### The problem
Transcribe all the records with complete accuracy.
☆ ☆ ☆ ☆ ☆
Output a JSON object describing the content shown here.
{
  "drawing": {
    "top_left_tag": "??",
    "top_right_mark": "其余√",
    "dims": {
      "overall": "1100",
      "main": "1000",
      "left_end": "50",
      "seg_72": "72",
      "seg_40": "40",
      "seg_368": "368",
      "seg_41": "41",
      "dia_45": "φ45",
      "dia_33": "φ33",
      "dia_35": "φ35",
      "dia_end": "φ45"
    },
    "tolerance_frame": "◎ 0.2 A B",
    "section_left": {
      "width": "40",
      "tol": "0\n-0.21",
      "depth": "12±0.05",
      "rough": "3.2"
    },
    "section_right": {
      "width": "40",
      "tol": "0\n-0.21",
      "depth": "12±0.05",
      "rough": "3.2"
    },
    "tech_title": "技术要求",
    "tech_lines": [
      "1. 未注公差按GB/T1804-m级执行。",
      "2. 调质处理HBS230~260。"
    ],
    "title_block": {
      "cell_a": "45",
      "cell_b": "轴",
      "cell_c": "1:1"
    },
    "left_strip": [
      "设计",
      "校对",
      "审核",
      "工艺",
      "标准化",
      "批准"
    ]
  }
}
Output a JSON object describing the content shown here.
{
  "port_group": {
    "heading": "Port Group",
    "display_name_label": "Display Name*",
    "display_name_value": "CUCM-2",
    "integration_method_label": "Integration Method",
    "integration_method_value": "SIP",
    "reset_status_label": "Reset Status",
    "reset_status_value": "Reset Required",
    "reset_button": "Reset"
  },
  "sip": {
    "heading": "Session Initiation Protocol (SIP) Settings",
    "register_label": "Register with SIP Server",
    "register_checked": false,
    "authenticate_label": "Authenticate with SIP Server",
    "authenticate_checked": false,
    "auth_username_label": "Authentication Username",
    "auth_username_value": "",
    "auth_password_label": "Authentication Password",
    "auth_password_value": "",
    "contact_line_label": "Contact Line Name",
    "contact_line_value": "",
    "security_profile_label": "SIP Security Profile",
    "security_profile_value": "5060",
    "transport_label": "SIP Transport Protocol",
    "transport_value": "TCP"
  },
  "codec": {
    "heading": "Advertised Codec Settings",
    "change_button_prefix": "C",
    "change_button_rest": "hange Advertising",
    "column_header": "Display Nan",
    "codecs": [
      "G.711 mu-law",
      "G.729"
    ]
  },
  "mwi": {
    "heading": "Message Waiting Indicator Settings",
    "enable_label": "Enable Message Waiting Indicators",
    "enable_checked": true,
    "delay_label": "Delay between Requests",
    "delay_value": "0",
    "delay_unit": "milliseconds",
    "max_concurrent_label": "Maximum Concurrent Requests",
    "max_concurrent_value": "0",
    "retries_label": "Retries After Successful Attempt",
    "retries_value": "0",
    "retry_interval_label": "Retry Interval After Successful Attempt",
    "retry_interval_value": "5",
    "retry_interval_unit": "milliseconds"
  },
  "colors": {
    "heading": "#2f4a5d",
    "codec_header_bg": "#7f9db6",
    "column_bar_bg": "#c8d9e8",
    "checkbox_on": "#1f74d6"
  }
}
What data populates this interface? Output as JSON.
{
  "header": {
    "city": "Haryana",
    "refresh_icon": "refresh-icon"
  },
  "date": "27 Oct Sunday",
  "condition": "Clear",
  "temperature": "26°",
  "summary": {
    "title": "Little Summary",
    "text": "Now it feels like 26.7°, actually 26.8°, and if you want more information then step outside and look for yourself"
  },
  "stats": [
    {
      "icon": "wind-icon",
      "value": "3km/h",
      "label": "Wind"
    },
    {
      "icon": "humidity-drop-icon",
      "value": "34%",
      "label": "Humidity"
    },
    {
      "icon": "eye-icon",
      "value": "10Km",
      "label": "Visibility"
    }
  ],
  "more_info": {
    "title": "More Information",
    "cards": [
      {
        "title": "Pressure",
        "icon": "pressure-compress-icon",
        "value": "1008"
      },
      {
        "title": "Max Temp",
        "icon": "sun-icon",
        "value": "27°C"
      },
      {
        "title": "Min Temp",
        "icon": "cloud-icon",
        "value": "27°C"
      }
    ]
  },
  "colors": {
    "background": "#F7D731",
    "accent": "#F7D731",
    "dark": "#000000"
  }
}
☆ ☆ ☆ ☆ ☆
### Answer to the problem
Output a JSON object describing the content shown here.
{
  "drawing": {
    "top_left_tag": "??",
    "top_right_mark": "其余√",
    "dims": {
      "overall": "1100",
      "main": "1000",
      "left_end": "50",
      "seg_72": "72",
      "seg_40": "40",
      "seg_368": "368",
      "seg_41": "41",
      "dia_45": "φ45",
      "dia_33": "φ33",
      "dia_35": "φ35",
      "dia_end": "φ45"
    },
    "tolerance_frame": "◎ 0.2 A B",
    "section_left": {
      "width": "40",
      "tol": "0\n-0.21",
      "depth": "12±0.05",
      "rough": "3.2"
    },
    "section_right": {
      "width": "40",
      "tol": "0\n-0.21",
      "depth": "12±0.05",
      "rough": "3.2"
    },
    "tech_title": "技术要求",
    "tech_lines": [
      "1. 未注公差按GB/T1804-m级执行。",
      "2. 调质处理HBS230~260。"
    ],
    "title_block": {
      "cell_a": "45",
      "cell_b": "轴",
      "cell_c": "1:1"
    },
    "left_strip": [
      "设计",
      "校对",
      "审核",
      "工艺",
      "标准化",
      "批准"
    ]
  }
}
Output a JSON object describing the content shown here.
{
  "port_group": {
    "heading": "Port Group",
    "display_name_label": "Display Name*",
    "display_name_value": "CUCM-2",
    "integration_method_label": "Integration Method",
    "integration_method_value": "SIP",
    "reset_status_label": "Reset Status",
    "reset_status_value": "Reset Required",
    "reset_button": "Reset"
  },
  "sip": {
    "heading": "Session Initiation Protocol (SIP) Settings",
    "register_label": "Register with SIP Server",
    "register_checked": false,
    "authenticate_label": "Authenticate with SIP Server",
    "authenticate_checked": false,
    "auth_username_label": "Authentication Username",
    "auth_username_value": "",
    "auth_password_label": "Authentication Password",
    "auth_password_value": "",
    "contact_line_label": "Contact Line Name",
    "contact_line_value": "",
    "security_profile_label": "SIP Security Profile",
    "security_profile_value": "5060",
    "transport_label": "SIP Transport Protocol",
    "transport_value": "TCP"
  },
  "codec": {
    "heading": "Advertised Codec Settings",
    "change_button_prefix": "C",
    "change_button_rest": "hange Advertising",
    "column_header": "Display Nan",
    "codecs": [
      "G.711 mu-law",
      "G.729"
    ]
  },
  "mwi": {
    "heading": "Message Waiting Indicator Settings",
    "enable_label": "Enable Message Waiting Indicators",
    "enable_checked": true,
    "delay_label": "Delay between Requests",
    "delay_value": "0",
    "delay_unit": "milliseconds",
    "max_concurrent_label": "Maximum Concurrent Requests",
    "max_concurrent_value": "0",
    "retries_label": "Retries After Successful Attempt",
    "retries_value": "0",
    "retry_interval_label": "Retry Interval After Successful Attempt",
    "retry_interval_value": "5",
    "retry_interval_unit": "milliseconds"
  },
  "colors": {
    "heading": "#2f4a5d",
    "codec_header_bg": "#7f9db6",
    "column_bar_bg": "#c8d9e8",
    "checkbox_on": "#1f74d6"
  }
}
What data populates this interface? Output as JSON.
{
  "header": {
    "city": "Haryana",
    "refresh_icon": "refresh-icon"
  },
  "date": "27 Oct Sunday",
  "condition": "Clear",
  "temperature": "26°",
  "summary": {
    "title": "Little Summary",
    "text": "Now it feels like 26.7°, actually 26.8°, and if you want more information then step outside and look for yourself"
  },
  "stats": [
    {
      "icon": "wind-icon",
      "value": "3km/h",
      "label": "Wind"
    },
    {
      "icon": "humidity-drop-icon",
      "value": "34%",
      "label": "Humidity"
    },
    {
      "icon": "eye-icon",
      "value": "10Km",
      "label": "Visibility"
    }
  ],
  "more_info": {
    "title": "More Information",
    "cards": [
      {
        "title": "Pressure",
        "icon": "pressure-compress-icon",
        "value": "1008"
      },
      {
        "title": "Max Temp",
        "icon": "sun-icon",
        "value": "27°C"
      },
      {
        "title": "Min Temp",
        "icon": "cloud-icon",
        "value": "27°C"
      }
    ]
  },
  "colors": {
    "background": "#F7D731",
    "accent": "#F7D731",
    "dark": "#000000"
  }
}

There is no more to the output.